THE TASK: Write out the material exactly, without any of its pictures.

RECORDS:
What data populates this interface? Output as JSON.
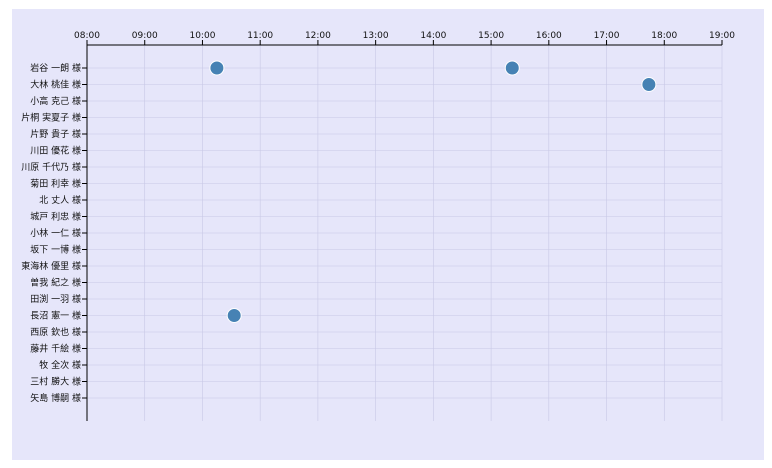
{
  "chart_data": {
    "type": "scatter",
    "x_ticks": [
      "08:00",
      "09:00",
      "10:00",
      "11:00",
      "12:00",
      "13:00",
      "14:00",
      "15:00",
      "16:00",
      "17:00",
      "18:00",
      "19:00"
    ],
    "xlim": [
      "08:00",
      "19:00"
    ],
    "axis_position": "top",
    "grid": true,
    "rows": [
      "岩谷 一朗 様",
      "大林 桃佳 様",
      "小高 克己 様",
      "片桐 実夏子 様",
      "片野 貴子 様",
      "川田 優花 様",
      "川原 千代乃 様",
      "菊田 利幸 様",
      "北 丈人 様",
      "城戸 利忠 様",
      "小林 一仁 様",
      "坂下 一博 様",
      "東海林 優里 様",
      "曽我 紀之 様",
      "田渕 一羽 様",
      "長沼 憲一 様",
      "西原 欽也 様",
      "藤井 千絵 様",
      "牧 全次 様",
      "三村 勝大 様",
      "矢島 博嗣 様"
    ],
    "points": [
      {
        "row": "岩谷 一朗 様",
        "time": "10:15"
      },
      {
        "row": "岩谷 一朗 様",
        "time": "15:22"
      },
      {
        "row": "大林 桃佳 様",
        "time": "17:44"
      },
      {
        "row": "長沼 憲一 様",
        "time": "10:33"
      }
    ],
    "colors": {
      "background": "#e6e6fa",
      "point": "#4682b4",
      "grid": "#c8c8e6"
    }
  }
}
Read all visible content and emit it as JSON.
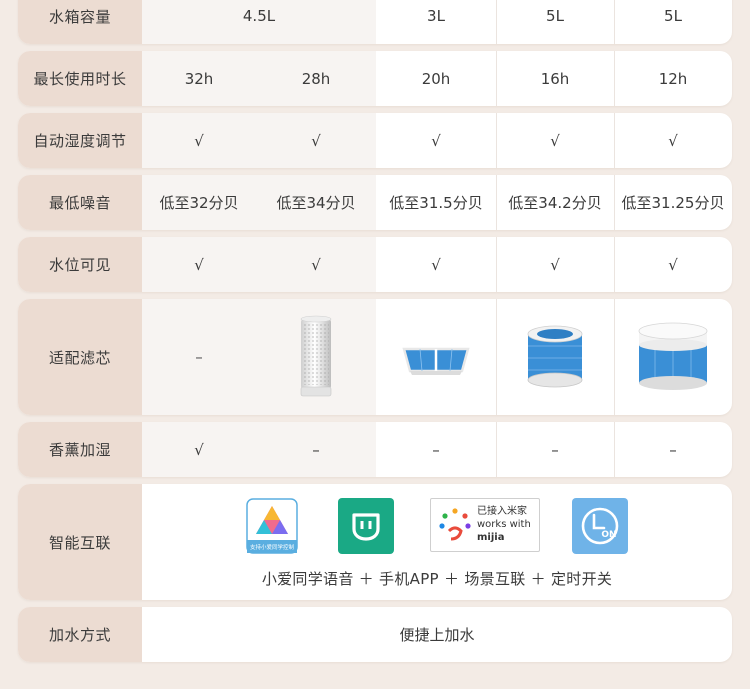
{
  "rows": {
    "tank": {
      "label": "水箱容量",
      "c12": "4.5L",
      "c3": "3L",
      "c4": "5L",
      "c5": "5L"
    },
    "runtime": {
      "label": "最长使用时长",
      "values": [
        "32h",
        "28h",
        "20h",
        "16h",
        "12h"
      ]
    },
    "auto_humidity": {
      "label": "自动湿度调节",
      "values": [
        "√",
        "√",
        "√",
        "√",
        "√"
      ]
    },
    "noise": {
      "label": "最低噪音",
      "values": [
        "低至32分贝",
        "低至34分贝",
        "低至31.5分贝",
        "低至34.2分贝",
        "低至31.25分贝"
      ]
    },
    "water_level": {
      "label": "水位可见",
      "values": [
        "√",
        "√",
        "√",
        "√",
        "√"
      ]
    },
    "filter": {
      "label": "适配滤芯",
      "c1": "–"
    },
    "aroma": {
      "label": "香薰加湿",
      "values": [
        "√",
        "–",
        "–",
        "–",
        "–"
      ]
    },
    "smart": {
      "label": "智能互联",
      "caption": "小爱同学语音 ＋ 手机APP ＋ 场景互联 ＋ 定时开关",
      "xiaoai_badge": "支持小爱同学控制",
      "mijia_line1": "已接入米家",
      "mijia_line2": "works with",
      "mijia_line3": "mijia",
      "timer_badge": "ON"
    },
    "refill": {
      "label": "加水方式",
      "value": "便捷上加水"
    }
  },
  "icons": {
    "xiaoai": "xiaoai-assistant-icon",
    "mihome": "mi-home-app-icon",
    "mijia": "works-with-mijia-icon",
    "timer": "timer-on-icon"
  },
  "colors": {
    "label_bg": "#ecdcd2",
    "page_bg": "#f3ebe5",
    "mihome_green": "#1aa985",
    "timer_blue": "#6fb3e8",
    "filter_blue": "#3a8fd6"
  }
}
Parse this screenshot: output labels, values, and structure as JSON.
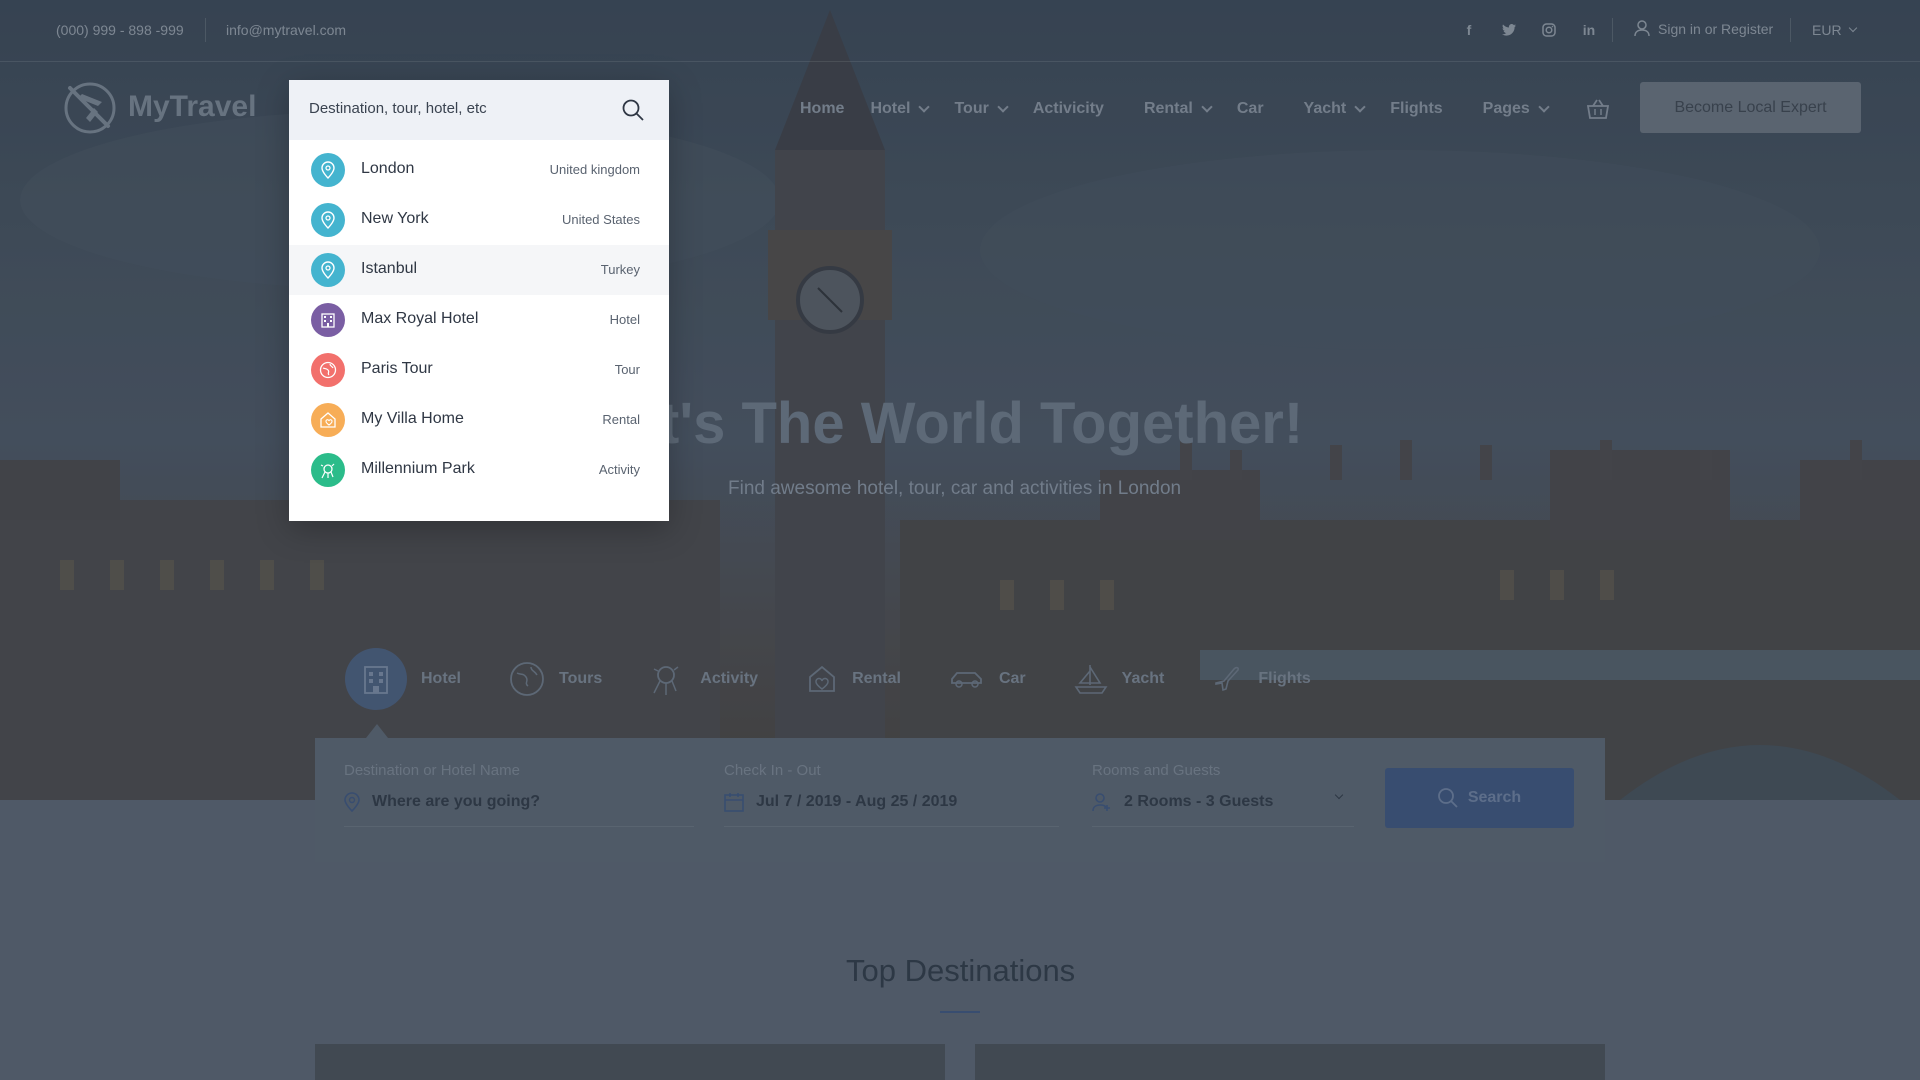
{
  "topbar": {
    "phone": "(000) 999 - 898 -999",
    "email": "info@mytravel.com",
    "socials": [
      "facebook-icon",
      "twitter-icon",
      "instagram-icon",
      "linkedin-icon"
    ],
    "signin": "Sign in or Register",
    "currency": "EUR"
  },
  "logo": {
    "text": "MyTravel"
  },
  "nav": {
    "items": [
      {
        "label": "Home",
        "dropdown": false
      },
      {
        "label": "Hotel",
        "dropdown": true
      },
      {
        "label": "Tour",
        "dropdown": true
      },
      {
        "label": "Activicity",
        "dropdown": false
      },
      {
        "label": "Rental",
        "dropdown": true
      },
      {
        "label": "Car",
        "dropdown": false
      },
      {
        "label": "Yacht",
        "dropdown": true
      },
      {
        "label": "Flights",
        "dropdown": false
      },
      {
        "label": "Pages",
        "dropdown": true
      }
    ],
    "become_label": "Become Local Expert"
  },
  "hero": {
    "title": "t's The World Together!",
    "subtitle": "Find awesome hotel, tour, car and activities in London"
  },
  "categories": [
    {
      "label": "Hotel",
      "icon": "hotel-icon",
      "active": true
    },
    {
      "label": "Tours",
      "icon": "tours-icon",
      "active": false
    },
    {
      "label": "Activity",
      "icon": "activity-icon",
      "active": false
    },
    {
      "label": "Rental",
      "icon": "rental-icon",
      "active": false
    },
    {
      "label": "Car",
      "icon": "car-icon",
      "active": false
    },
    {
      "label": "Yacht",
      "icon": "yacht-icon",
      "active": false
    },
    {
      "label": "Flights",
      "icon": "flights-icon",
      "active": false
    }
  ],
  "search_form": {
    "destination_label": "Destination or Hotel Name",
    "destination_placeholder": "Where are you going?",
    "dates_label": "Check In - Out",
    "dates_value": "Jul 7 / 2019 - Aug 25 / 2019",
    "guests_label": "Rooms and Guests",
    "guests_value": "2 Rooms - 3 Guests",
    "search_label": "Search"
  },
  "top_destinations": {
    "title": "Top Destinations"
  },
  "dropdown": {
    "placeholder": "Destination, tour, hotel, etc",
    "items": [
      {
        "name": "London",
        "type": "United kingdom",
        "icon": "location-pin-icon",
        "color": "#44b4cf"
      },
      {
        "name": "New York",
        "type": "United States",
        "icon": "location-pin-icon",
        "color": "#44b4cf"
      },
      {
        "name": "Istanbul",
        "type": "Turkey",
        "icon": "location-pin-icon",
        "color": "#44b4cf"
      },
      {
        "name": "Max Royal Hotel",
        "type": "Hotel",
        "icon": "hotel-icon",
        "color": "#7a5ea3"
      },
      {
        "name": "Paris Tour",
        "type": "Tour",
        "icon": "tour-icon",
        "color": "#f2706c"
      },
      {
        "name": "My Villa Home",
        "type": "Rental",
        "icon": "villa-icon",
        "color": "#f7ad57"
      },
      {
        "name": "Millennium Park",
        "type": "Activity",
        "icon": "activity-icon",
        "color": "#2bbc8a"
      }
    ]
  },
  "colors": {
    "accent": "#3e5680",
    "pin": "#44b4cf",
    "hotel": "#7a5ea3",
    "tour": "#f2706c",
    "rental": "#f7ad57",
    "activity": "#2bbc8a"
  }
}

EXPECTED ANSWER:
What data populates this interface? Output as JSON.
{
  "chart_data": {
    "type": "scatter",
    "x_ticks": [
      "08:00",
      "09:00",
      "10:00",
      "11:00",
      "12:00",
      "13:00",
      "14:00",
      "15:00",
      "16:00",
      "17:00",
      "18:00",
      "19:00"
    ],
    "xlim": [
      "08:00",
      "19:00"
    ],
    "axis_position": "top",
    "grid": true,
    "rows": [
      "岩谷 一朗 様",
      "大林 桃佳 様",
      "小高 克己 様",
      "片桐 実夏子 様",
      "片野 貴子 様",
      "川田 優花 様",
      "川原 千代乃 様",
      "菊田 利幸 様",
      "北 丈人 様",
      "城戸 利忠 様",
      "小林 一仁 様",
      "坂下 一博 様",
      "東海林 優里 様",
      "曽我 紀之 様",
      "田渕 一羽 様",
      "長沼 憲一 様",
      "西原 欽也 様",
      "藤井 千絵 様",
      "牧 全次 様",
      "三村 勝大 様",
      "矢島 博嗣 様"
    ],
    "points": [
      {
        "row": "岩谷 一朗 様",
        "time": "10:15"
      },
      {
        "row": "岩谷 一朗 様",
        "time": "15:22"
      },
      {
        "row": "大林 桃佳 様",
        "time": "17:44"
      },
      {
        "row": "長沼 憲一 様",
        "time": "10:33"
      }
    ],
    "colors": {
      "background": "#e6e6fa",
      "point": "#4682b4",
      "grid": "#c8c8e6"
    }
  }
}
Read all visible content and emit it as JSON.
{
  "rows": {
    "tank": {
      "label": "水箱容量",
      "c12": "4.5L",
      "c3": "3L",
      "c4": "5L",
      "c5": "5L"
    },
    "runtime": {
      "label": "最长使用时长",
      "values": [
        "32h",
        "28h",
        "20h",
        "16h",
        "12h"
      ]
    },
    "auto_humidity": {
      "label": "自动湿度调节",
      "values": [
        "√",
        "√",
        "√",
        "√",
        "√"
      ]
    },
    "noise": {
      "label": "最低噪音",
      "values": [
        "低至32分贝",
        "低至34分贝",
        "低至31.5分贝",
        "低至34.2分贝",
        "低至31.25分贝"
      ]
    },
    "water_level": {
      "label": "水位可见",
      "values": [
        "√",
        "√",
        "√",
        "√",
        "√"
      ]
    },
    "filter": {
      "label": "适配滤芯",
      "c1": "–"
    },
    "aroma": {
      "label": "香薰加湿",
      "values": [
        "√",
        "–",
        "–",
        "–",
        "–"
      ]
    },
    "smart": {
      "label": "智能互联",
      "caption": "小爱同学语音 ＋ 手机APP ＋ 场景互联 ＋ 定时开关",
      "xiaoai_badge": "支持小爱同学控制",
      "mijia_line1": "已接入米家",
      "mijia_line2": "works with",
      "mijia_line3": "mijia",
      "timer_badge": "ON"
    },
    "refill": {
      "label": "加水方式",
      "value": "便捷上加水"
    }
  },
  "icons": {
    "xiaoai": "xiaoai-assistant-icon",
    "mihome": "mi-home-app-icon",
    "mijia": "works-with-mijia-icon",
    "timer": "timer-on-icon"
  },
  "colors": {
    "label_bg": "#ecdcd2",
    "page_bg": "#f3ebe5",
    "mihome_green": "#1aa985",
    "timer_blue": "#6fb3e8",
    "filter_blue": "#3a8fd6"
  }
}
Parse this screenshot: output labels, values, and structure as JSON.
{
  "topbar": {
    "phone": "(000) 999 - 898 -999",
    "email": "info@mytravel.com",
    "socials": [
      "facebook-icon",
      "twitter-icon",
      "instagram-icon",
      "linkedin-icon"
    ],
    "signin": "Sign in or Register",
    "currency": "EUR"
  },
  "logo": {
    "text": "MyTravel"
  },
  "nav": {
    "items": [
      {
        "label": "Home",
        "dropdown": false
      },
      {
        "label": "Hotel",
        "dropdown": true
      },
      {
        "label": "Tour",
        "dropdown": true
      },
      {
        "label": "Activicity",
        "dropdown": false
      },
      {
        "label": "Rental",
        "dropdown": true
      },
      {
        "label": "Car",
        "dropdown": false
      },
      {
        "label": "Yacht",
        "dropdown": true
      },
      {
        "label": "Flights",
        "dropdown": false
      },
      {
        "label": "Pages",
        "dropdown": true
      }
    ],
    "become_label": "Become Local Expert"
  },
  "hero": {
    "title": "t's The World Together!",
    "subtitle": "Find awesome hotel, tour, car and activities in London"
  },
  "categories": [
    {
      "label": "Hotel",
      "icon": "hotel-icon",
      "active": true
    },
    {
      "label": "Tours",
      "icon": "tours-icon",
      "active": false
    },
    {
      "label": "Activity",
      "icon": "activity-icon",
      "active": false
    },
    {
      "label": "Rental",
      "icon": "rental-icon",
      "active": false
    },
    {
      "label": "Car",
      "icon": "car-icon",
      "active": false
    },
    {
      "label": "Yacht",
      "icon": "yacht-icon",
      "active": false
    },
    {
      "label": "Flights",
      "icon": "flights-icon",
      "active": false
    }
  ],
  "search_form": {
    "destination_label": "Destination or Hotel Name",
    "destination_placeholder": "Where are you going?",
    "dates_label": "Check In - Out",
    "dates_value": "Jul 7 / 2019 - Aug 25 / 2019",
    "guests_label": "Rooms and Guests",
    "guests_value": "2 Rooms - 3 Guests",
    "search_label": "Search"
  },
  "top_destinations": {
    "title": "Top Destinations"
  },
  "dropdown": {
    "placeholder": "Destination, tour, hotel, etc",
    "items": [
      {
        "name": "London",
        "type": "United kingdom",
        "icon": "location-pin-icon",
        "color": "#44b4cf"
      },
      {
        "name": "New York",
        "type": "United States",
        "icon": "location-pin-icon",
        "color": "#44b4cf"
      },
      {
        "name": "Istanbul",
        "type": "Turkey",
        "icon": "location-pin-icon",
        "color": "#44b4cf"
      },
      {
        "name": "Max Royal Hotel",
        "type": "Hotel",
        "icon": "hotel-icon",
        "color": "#7a5ea3"
      },
      {
        "name": "Paris Tour",
        "type": "Tour",
        "icon": "tour-icon",
        "color": "#f2706c"
      },
      {
        "name": "My Villa Home",
        "type": "Rental",
        "icon": "villa-icon",
        "color": "#f7ad57"
      },
      {
        "name": "Millennium Park",
        "type": "Activity",
        "icon": "activity-icon",
        "color": "#2bbc8a"
      }
    ]
  },
  "colors": {
    "accent": "#3e5680",
    "pin": "#44b4cf",
    "hotel": "#7a5ea3",
    "tour": "#f2706c",
    "rental": "#f7ad57",
    "activity": "#2bbc8a"
  }
}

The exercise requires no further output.